Copy the records below exactly, leaving out every picture.

[Collected data]
________________

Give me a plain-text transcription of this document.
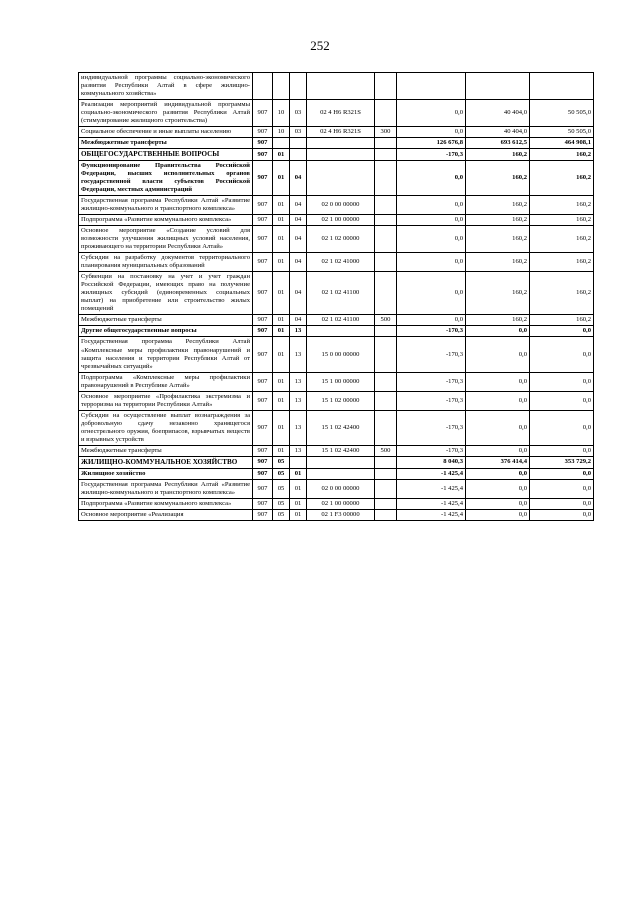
252
индивидуальной программы социально-экономического развития Республики Алтай в сфере жилищно-коммунального хозяйства»								
Реализация мероприятий индивидуальной программы социально-экономического развития Республики Алтай (стимулирование жилищного строительства)	907	10	03	02 4 Н6 R321S		0,0	40 404,0	50 505,0
Социальное обеспечение и иные выплаты населению	907	10	03	02 4 Н6 R321S	300	0,0	40 404,0	50 505,0
Межбюджетные трансферты	907					126 676,8	693 612,5	464 908,1
ОБЩЕГОСУДАРСТВЕННЫЕ ВОПРОСЫ	907	01				-170,3	160,2	160,2
Функционирование Правительства Российской Федерации, высших исполнительных органов государственной власти субъектов Российской Федерации, местных администраций	907	01	04			0,0	160,2	160,2
Государственная программа Республики Алтай «Развитие жилищно-коммунального и транспортного комплекса»	907	01	04	02 0 00 00000		0,0	160,2	160,2
Подпрограмма «Развитие коммунального комплекса»	907	01	04	02 1 00 00000		0,0	160,2	160,2
Основное мероприятие «Создание условий для возможности улучшения жилищных условий населения, проживающего на территории Республики Алтай»	907	01	04	02 1 02 00000		0,0	160,2	160,2
Субсидии на разработку документов территориального планирования муниципальных образований	907	01	04	02 1 02 41000		0,0	160,2	160,2
Субвенции на постановку на учет и учет граждан Российской Федерации, имеющих право на получение жилищных субсидий (единовременных социальных выплат) на приобретение или строительство жилых помещений	907	01	04	02 1 02 41100		0,0	160,2	160,2
Межбюджетные трансферты	907	01	04	02 1 02 41100	500	0,0	160,2	160,2
Другие общегосударственные вопросы	907	01	13			-170,3	0,0	0,0
Государственная программа Республики Алтай «Комплексные меры профилактики правонарушений и защита населения и территории Республики Алтай от чрезвычайных ситуаций»	907	01	13	15 0 00 00000		-170,3	0,0	0,0
Подпрограмма «Комплексные меры профилактики правонарушений в Республике Алтай»	907	01	13	15 1 00 00000		-170,3	0,0	0,0
Основное мероприятие «Профилактика экстремизма и терроризма на территории Республики Алтай»	907	01	13	15 1 02 00000		-170,3	0,0	0,0
Субсидии на осуществление выплат вознаграждения за добровольную сдачу незаконно хранящегося огнестрельного оружия, боеприпасов, взрывчатых веществ и взрывных устройств	907	01	13	15 1 02 42400		-170,3	0,0	0,0
Межбюджетные трансферты	907	01	13	15 1 02 42400	500	-170,3	0,0	0,0
ЖИЛИЩНО-КОММУНАЛЬНОЕ ХОЗЯЙСТВО	907	05				8 040,3	376 414,4	353 729,2
Жилищное хозяйство	907	05	01			-1 425,4	0,0	0,0
Государственная программа Республики Алтай «Развитие жилищно-коммунального и транспортного комплекса»	907	05	01	02 0 00 00000		-1 425,4	0,0	0,0
Подпрограмма «Развитие коммунального комплекса»	907	05	01	02 1 00 00000		-1 425,4	0,0	0,0
Основное мероприятие «Реализация	907	05	01	02 1 F3 00000		-1 425,4	0,0	0,0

________________

§ Output of the task:
Give me a plain-text transcription of this document.
252
индивидуальной программы социально-экономического развития Республики Алтай в сфере жилищно-коммунального хозяйства»								
Реализация мероприятий индивидуальной программы социально-экономического развития Республики Алтай (стимулирование жилищного строительства)	907	10	03	02 4 Н6 R321S		0,0	40 404,0	50 505,0
Социальное обеспечение и иные выплаты населению	907	10	03	02 4 Н6 R321S	300	0,0	40 404,0	50 505,0
Межбюджетные трансферты	907					126 676,8	693 612,5	464 908,1
ОБЩЕГОСУДАРСТВЕННЫЕ ВОПРОСЫ	907	01				-170,3	160,2	160,2
Функционирование Правительства Российской Федерации, высших исполнительных органов государственной власти субъектов Российской Федерации, местных администраций	907	01	04			0,0	160,2	160,2
Государственная программа Республики Алтай «Развитие жилищно-коммунального и транспортного комплекса»	907	01	04	02 0 00 00000		0,0	160,2	160,2
Подпрограмма «Развитие коммунального комплекса»	907	01	04	02 1 00 00000		0,0	160,2	160,2
Основное мероприятие «Создание условий для возможности улучшения жилищных условий населения, проживающего на территории Республики Алтай»	907	01	04	02 1 02 00000		0,0	160,2	160,2
Субсидии на разработку документов территориального планирования муниципальных образований	907	01	04	02 1 02 41000		0,0	160,2	160,2
Субвенции на постановку на учет и учет граждан Российской Федерации, имеющих право на получение жилищных субсидий (единовременных социальных выплат) на приобретение или строительство жилых помещений	907	01	04	02 1 02 41100		0,0	160,2	160,2
Межбюджетные трансферты	907	01	04	02 1 02 41100	500	0,0	160,2	160,2
Другие общегосударственные вопросы	907	01	13			-170,3	0,0	0,0
Государственная программа Республики Алтай «Комплексные меры профилактики правонарушений и защита населения и территории Республики Алтай от чрезвычайных ситуаций»	907	01	13	15 0 00 00000		-170,3	0,0	0,0
Подпрограмма «Комплексные меры профилактики правонарушений в Республике Алтай»	907	01	13	15 1 00 00000		-170,3	0,0	0,0
Основное мероприятие «Профилактика экстремизма и терроризма на территории Республики Алтай»	907	01	13	15 1 02 00000		-170,3	0,0	0,0
Субсидии на осуществление выплат вознаграждения за добровольную сдачу незаконно хранящегося огнестрельного оружия, боеприпасов, взрывчатых веществ и взрывных устройств	907	01	13	15 1 02 42400		-170,3	0,0	0,0
Межбюджетные трансферты	907	01	13	15 1 02 42400	500	-170,3	0,0	0,0
ЖИЛИЩНО-КОММУНАЛЬНОЕ ХОЗЯЙСТВО	907	05				8 040,3	376 414,4	353 729,2
Жилищное хозяйство	907	05	01			-1 425,4	0,0	0,0
Государственная программа Республики Алтай «Развитие жилищно-коммунального и транспортного комплекса»	907	05	01	02 0 00 00000		-1 425,4	0,0	0,0
Подпрограмма «Развитие коммунального комплекса»	907	05	01	02 1 00 00000		-1 425,4	0,0	0,0
Основное мероприятие «Реализация	907	05	01	02 1 F3 00000		-1 425,4	0,0	0,0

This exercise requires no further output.